## Work to complete
Your reply should be made up of every line in the records below that holds the string "their".

□ □ □ □

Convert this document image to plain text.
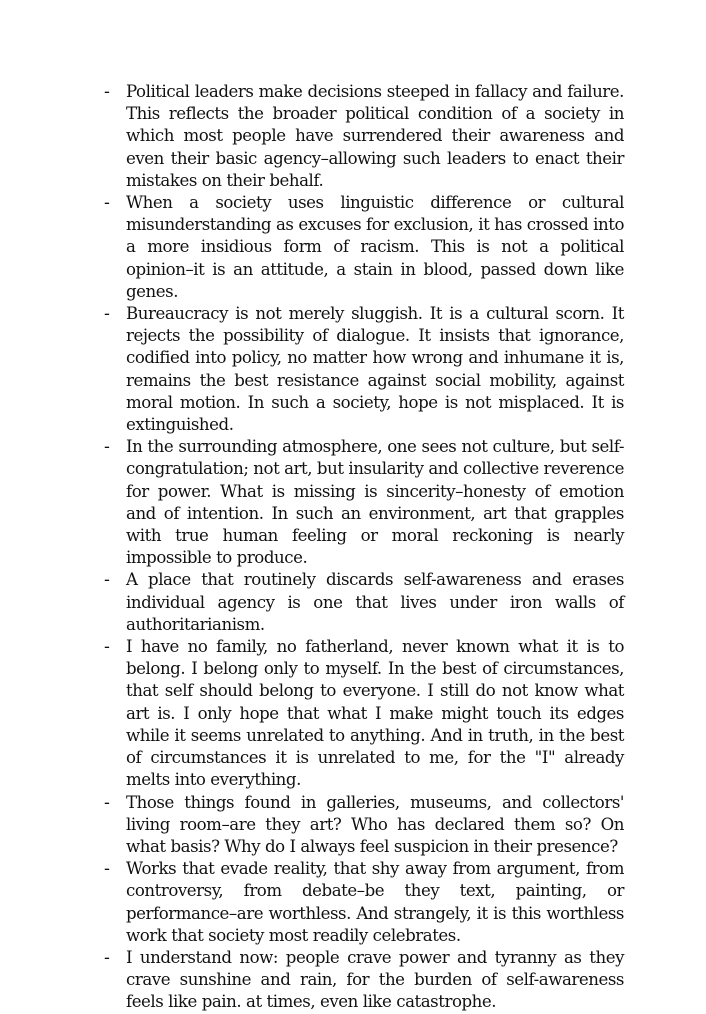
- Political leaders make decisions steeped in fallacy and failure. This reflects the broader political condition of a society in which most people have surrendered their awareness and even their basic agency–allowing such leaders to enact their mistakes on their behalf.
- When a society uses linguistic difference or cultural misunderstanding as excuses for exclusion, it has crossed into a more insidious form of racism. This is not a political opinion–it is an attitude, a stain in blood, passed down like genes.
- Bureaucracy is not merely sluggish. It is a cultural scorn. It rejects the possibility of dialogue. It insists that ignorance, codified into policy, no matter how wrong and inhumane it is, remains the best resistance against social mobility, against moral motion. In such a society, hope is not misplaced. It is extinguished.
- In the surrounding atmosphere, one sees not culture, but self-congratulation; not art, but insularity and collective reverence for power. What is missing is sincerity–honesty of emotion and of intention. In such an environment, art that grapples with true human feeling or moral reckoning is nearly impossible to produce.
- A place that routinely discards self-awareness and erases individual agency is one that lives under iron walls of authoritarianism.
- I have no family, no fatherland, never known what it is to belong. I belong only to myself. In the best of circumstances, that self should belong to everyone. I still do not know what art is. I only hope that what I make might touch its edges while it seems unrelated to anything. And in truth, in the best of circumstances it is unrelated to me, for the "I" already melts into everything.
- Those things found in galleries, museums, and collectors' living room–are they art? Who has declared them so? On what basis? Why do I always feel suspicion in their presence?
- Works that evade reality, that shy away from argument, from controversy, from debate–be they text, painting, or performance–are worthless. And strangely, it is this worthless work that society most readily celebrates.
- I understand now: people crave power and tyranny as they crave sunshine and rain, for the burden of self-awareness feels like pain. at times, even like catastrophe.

□ □ □ □

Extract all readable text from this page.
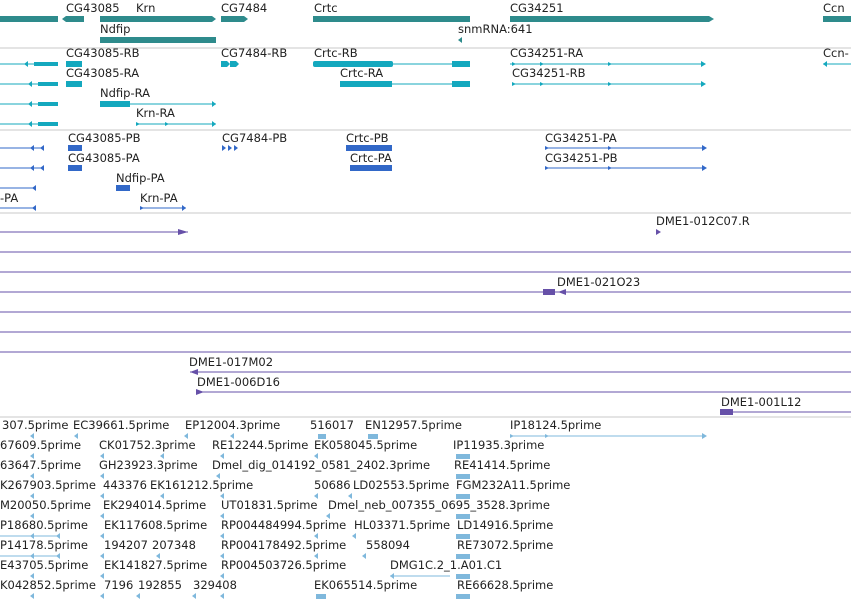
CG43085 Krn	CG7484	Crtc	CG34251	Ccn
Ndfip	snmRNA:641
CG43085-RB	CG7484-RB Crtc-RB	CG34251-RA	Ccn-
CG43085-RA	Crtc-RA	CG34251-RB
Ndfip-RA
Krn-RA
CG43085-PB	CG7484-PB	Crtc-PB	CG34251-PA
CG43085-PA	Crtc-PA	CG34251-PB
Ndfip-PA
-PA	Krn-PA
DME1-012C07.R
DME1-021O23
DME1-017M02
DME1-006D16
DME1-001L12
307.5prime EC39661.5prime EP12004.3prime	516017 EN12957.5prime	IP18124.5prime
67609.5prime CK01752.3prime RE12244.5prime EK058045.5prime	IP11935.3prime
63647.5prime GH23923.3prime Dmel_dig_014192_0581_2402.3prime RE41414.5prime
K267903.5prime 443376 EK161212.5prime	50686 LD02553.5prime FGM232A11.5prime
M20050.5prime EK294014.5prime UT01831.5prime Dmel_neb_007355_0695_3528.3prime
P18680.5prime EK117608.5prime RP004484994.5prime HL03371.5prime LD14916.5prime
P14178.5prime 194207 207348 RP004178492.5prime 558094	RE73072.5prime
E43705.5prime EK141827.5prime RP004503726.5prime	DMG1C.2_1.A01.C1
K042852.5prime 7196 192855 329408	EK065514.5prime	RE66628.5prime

□ □ □ □

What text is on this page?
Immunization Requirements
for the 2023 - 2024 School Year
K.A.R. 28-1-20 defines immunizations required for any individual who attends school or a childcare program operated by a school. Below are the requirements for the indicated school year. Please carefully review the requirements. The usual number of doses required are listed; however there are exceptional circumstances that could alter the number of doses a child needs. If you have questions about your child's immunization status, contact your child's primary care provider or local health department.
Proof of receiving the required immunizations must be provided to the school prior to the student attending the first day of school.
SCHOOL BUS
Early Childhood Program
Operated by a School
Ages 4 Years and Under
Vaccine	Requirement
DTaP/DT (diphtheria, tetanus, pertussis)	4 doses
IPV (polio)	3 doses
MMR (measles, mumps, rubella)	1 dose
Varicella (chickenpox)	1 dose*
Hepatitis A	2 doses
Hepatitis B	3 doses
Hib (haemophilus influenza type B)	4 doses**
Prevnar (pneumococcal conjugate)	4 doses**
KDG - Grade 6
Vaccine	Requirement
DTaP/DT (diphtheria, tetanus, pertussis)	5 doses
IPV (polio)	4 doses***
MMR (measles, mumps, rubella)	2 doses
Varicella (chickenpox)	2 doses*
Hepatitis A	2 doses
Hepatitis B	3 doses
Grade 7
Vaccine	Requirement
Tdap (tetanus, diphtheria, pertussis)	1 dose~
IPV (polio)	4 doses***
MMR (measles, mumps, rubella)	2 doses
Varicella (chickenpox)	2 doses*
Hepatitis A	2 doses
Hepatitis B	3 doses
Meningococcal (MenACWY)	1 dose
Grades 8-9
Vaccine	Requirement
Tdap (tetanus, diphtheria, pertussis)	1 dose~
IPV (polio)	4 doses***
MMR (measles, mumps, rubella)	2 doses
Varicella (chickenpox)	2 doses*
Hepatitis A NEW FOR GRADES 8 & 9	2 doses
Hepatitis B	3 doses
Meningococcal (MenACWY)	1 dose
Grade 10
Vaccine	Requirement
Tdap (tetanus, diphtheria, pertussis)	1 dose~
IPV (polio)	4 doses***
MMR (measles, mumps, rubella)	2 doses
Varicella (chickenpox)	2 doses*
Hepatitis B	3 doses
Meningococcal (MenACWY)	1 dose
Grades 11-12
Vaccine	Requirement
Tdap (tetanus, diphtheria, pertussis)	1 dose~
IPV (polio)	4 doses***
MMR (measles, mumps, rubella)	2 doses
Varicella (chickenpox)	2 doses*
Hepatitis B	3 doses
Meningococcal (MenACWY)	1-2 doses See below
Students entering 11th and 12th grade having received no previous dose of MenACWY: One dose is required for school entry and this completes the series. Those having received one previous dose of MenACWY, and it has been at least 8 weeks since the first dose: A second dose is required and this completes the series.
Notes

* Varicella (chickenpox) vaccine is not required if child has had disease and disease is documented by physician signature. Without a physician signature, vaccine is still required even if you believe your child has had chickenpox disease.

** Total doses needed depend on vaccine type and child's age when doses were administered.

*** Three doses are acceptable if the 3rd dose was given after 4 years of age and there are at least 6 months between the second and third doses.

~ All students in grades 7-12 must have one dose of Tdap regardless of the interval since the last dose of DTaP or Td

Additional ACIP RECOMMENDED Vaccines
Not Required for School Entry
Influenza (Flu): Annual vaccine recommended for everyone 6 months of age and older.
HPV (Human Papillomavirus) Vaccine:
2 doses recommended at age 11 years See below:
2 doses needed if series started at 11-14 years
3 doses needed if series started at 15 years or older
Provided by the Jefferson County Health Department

□ □ □ □

## Solution
- Political leaders make decisions steeped in fallacy and failure. This reflects the broader political condition of a society in which most people have surrendered their awareness and even their basic agency–allowing such leaders to enact their mistakes on their behalf.
- Those things found in galleries, museums, and collectors' living room–are they art? Who has declared them so? On what basis? Why do I always feel suspicion in their presence?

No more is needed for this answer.